- **REQUIRED TASK**
Images are excluded; otherwise, output every record exactly.

- **INFORMATION SUPPLIED**
:::
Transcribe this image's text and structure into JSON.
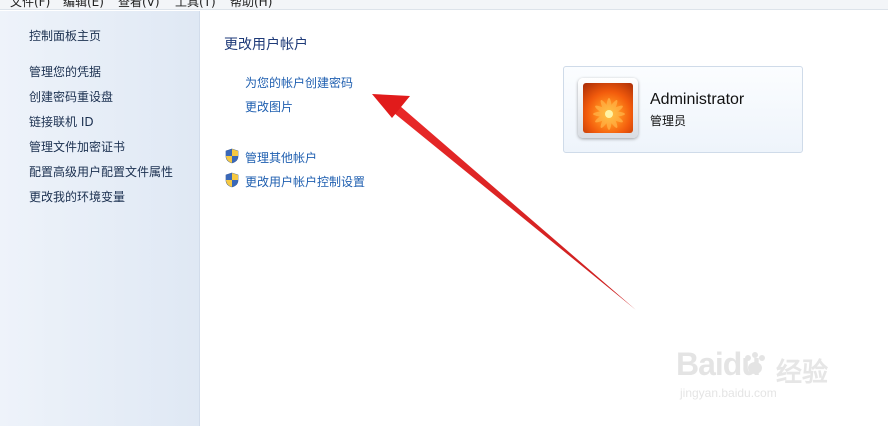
{
  "menubar": {
    "items": [
      "文件(F)",
      "编辑(E)",
      "查看(V)",
      "工具(T)",
      "帮助(H)"
    ]
  },
  "sidebar": {
    "home": "控制面板主页",
    "items": [
      "管理您的凭据",
      "创建密码重设盘",
      "链接联机 ID",
      "管理文件加密证书",
      "配置高级用户配置文件属性",
      "更改我的环境变量"
    ]
  },
  "main": {
    "title": "更改用户帐户",
    "links": [
      "为您的帐户创建密码",
      "更改图片"
    ],
    "shield_links": [
      "管理其他帐户",
      "更改用户帐户控制设置"
    ]
  },
  "account": {
    "name": "Administrator",
    "role": "管理员"
  },
  "watermark": {
    "brand": "Baidu",
    "sub": "经验",
    "url": "jingyan.baidu.com"
  },
  "colors": {
    "link": "#1f5fb0",
    "title": "#1e3a78",
    "arrow": "#e11b1b"
  }
}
:::
- **EXERCISE RESULT**
Transcribe this image's text and structure into JSON.
{
  "menubar": {
    "items": [
      "文件(F)",
      "编辑(E)",
      "查看(V)",
      "工具(T)",
      "帮助(H)"
    ]
  },
  "sidebar": {
    "home": "控制面板主页",
    "items": [
      "管理您的凭据",
      "创建密码重设盘",
      "链接联机 ID",
      "管理文件加密证书",
      "配置高级用户配置文件属性",
      "更改我的环境变量"
    ]
  },
  "main": {
    "title": "更改用户帐户",
    "links": [
      "为您的帐户创建密码",
      "更改图片"
    ],
    "shield_links": [
      "管理其他帐户",
      "更改用户帐户控制设置"
    ]
  },
  "account": {
    "name": "Administrator",
    "role": "管理员"
  },
  "watermark": {
    "brand": "Baidu",
    "sub": "经验",
    "url": "jingyan.baidu.com"
  },
  "colors": {
    "link": "#1f5fb0",
    "title": "#1e3a78",
    "arrow": "#e11b1b"
  }
}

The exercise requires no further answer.